## Material to process
++++++

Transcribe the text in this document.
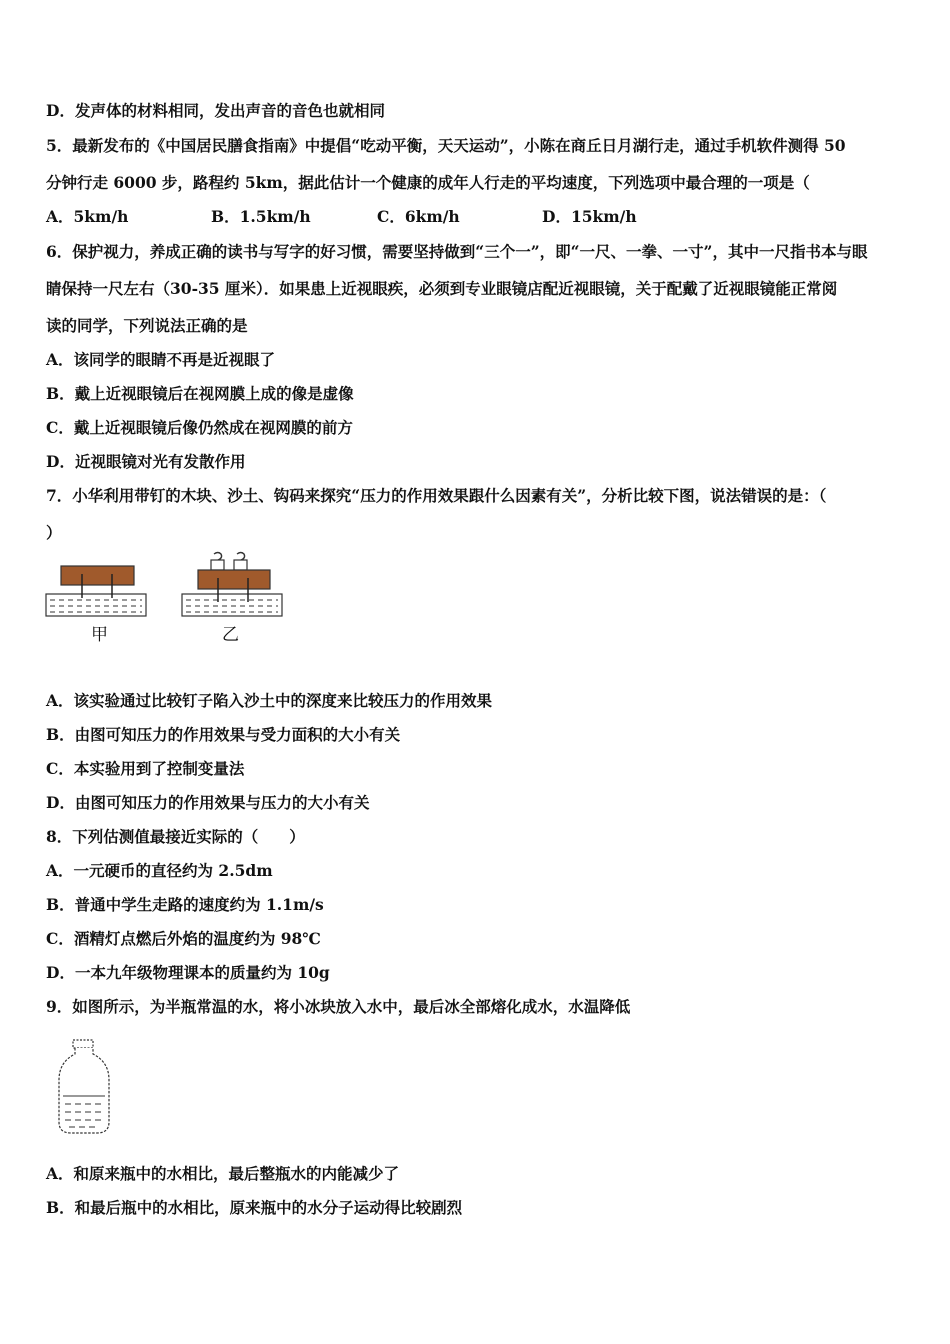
D．发声体的材料相同，发出声音的音色也就相同
5．最新发布的《中国居民膳食指南》中提倡“吃动平衡，天天运动”，小陈在商丘日月湖行走，通过手机软件测得 50
分钟行走 6000 步，路程约 5km，据此估计一个健康的成年人行走的平均速度，下列选项中最合理的一项是（
A．5km/h	B．1.5km/h	C．6km/h	D．15km/h
6．保护视力，养成正确的读书与写字的好习惯，需要坚持做到“三个一”，即“一尺、一拳、一寸”，其中一尺指书本与眼
睛保持一尺左右（30-35 厘米）．如果患上近视眼疾，必须到专业眼镜店配近视眼镜，关于配戴了近视眼镜能正常阅
读的同学，下列说法正确的是
A．该同学的眼睛不再是近视眼了
B．戴上近视眼镜后在视网膜上成的像是虚像
C．戴上近视眼镜后像仍然成在视网膜的前方
D．近视眼镜对光有发散作用
7．小华利用带钉的木块、沙土、钩码来探究“压力的作用效果跟什么因素有关”，分析比较下图，说法错误的是：（
）
甲	乙
A．该实验通过比较钉子陷入沙土中的深度来比较压力的作用效果
B．由图可知压力的作用效果与受力面积的大小有关
C．本实验用到了控制变量法
D．由图可知压力的作用效果与压力的大小有关
8．下列估测值最接近实际的（　　）
A．一元硬币的直径约为 2.5dm
B．普通中学生走路的速度约为 1.1m/s
C．酒精灯点燃后外焰的温度约为 98℃
D．一本九年级物理课本的质量约为 10g
9．如图所示，为半瓶常温的水，将小冰块放入水中，最后冰全部熔化成水，水温降低
A．和原来瓶中的水相比，最后整瓶水的内能减少了
B．和最后瓶中的水相比，原来瓶中的水分子运动得比较剧烈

++++++

Copy the material exactly. Do not include the pictures.

## Expected output
Transcribe the text in this document.
D．发声体的材料相同，发出声音的音色也就相同
5．最新发布的《中国居民膳食指南》中提倡“吃动平衡，天天运动”，小陈在商丘日月湖行走，通过手机软件测得 50
分钟行走 6000 步，路程约 5km，据此估计一个健康的成年人行走的平均速度，下列选项中最合理的一项是（
A．5km/h	B．1.5km/h	C．6km/h	D．15km/h
6．保护视力，养成正确的读书与写字的好习惯，需要坚持做到“三个一”，即“一尺、一拳、一寸”，其中一尺指书本与眼
睛保持一尺左右（30-35 厘米）．如果患上近视眼疾，必须到专业眼镜店配近视眼镜，关于配戴了近视眼镜能正常阅
读的同学，下列说法正确的是
A．该同学的眼睛不再是近视眼了
B．戴上近视眼镜后在视网膜上成的像是虚像
C．戴上近视眼镜后像仍然成在视网膜的前方
D．近视眼镜对光有发散作用
7．小华利用带钉的木块、沙土、钩码来探究“压力的作用效果跟什么因素有关”，分析比较下图，说法错误的是：（
）
甲	乙
A．该实验通过比较钉子陷入沙土中的深度来比较压力的作用效果
B．由图可知压力的作用效果与受力面积的大小有关
C．本实验用到了控制变量法
D．由图可知压力的作用效果与压力的大小有关
8．下列估测值最接近实际的（　　）
A．一元硬币的直径约为 2.5dm
B．普通中学生走路的速度约为 1.1m/s
C．酒精灯点燃后外焰的温度约为 98℃
D．一本九年级物理课本的质量约为 10g
9．如图所示，为半瓶常温的水，将小冰块放入水中，最后冰全部熔化成水，水温降低
A．和原来瓶中的水相比，最后整瓶水的内能减少了
B．和最后瓶中的水相比，原来瓶中的水分子运动得比较剧烈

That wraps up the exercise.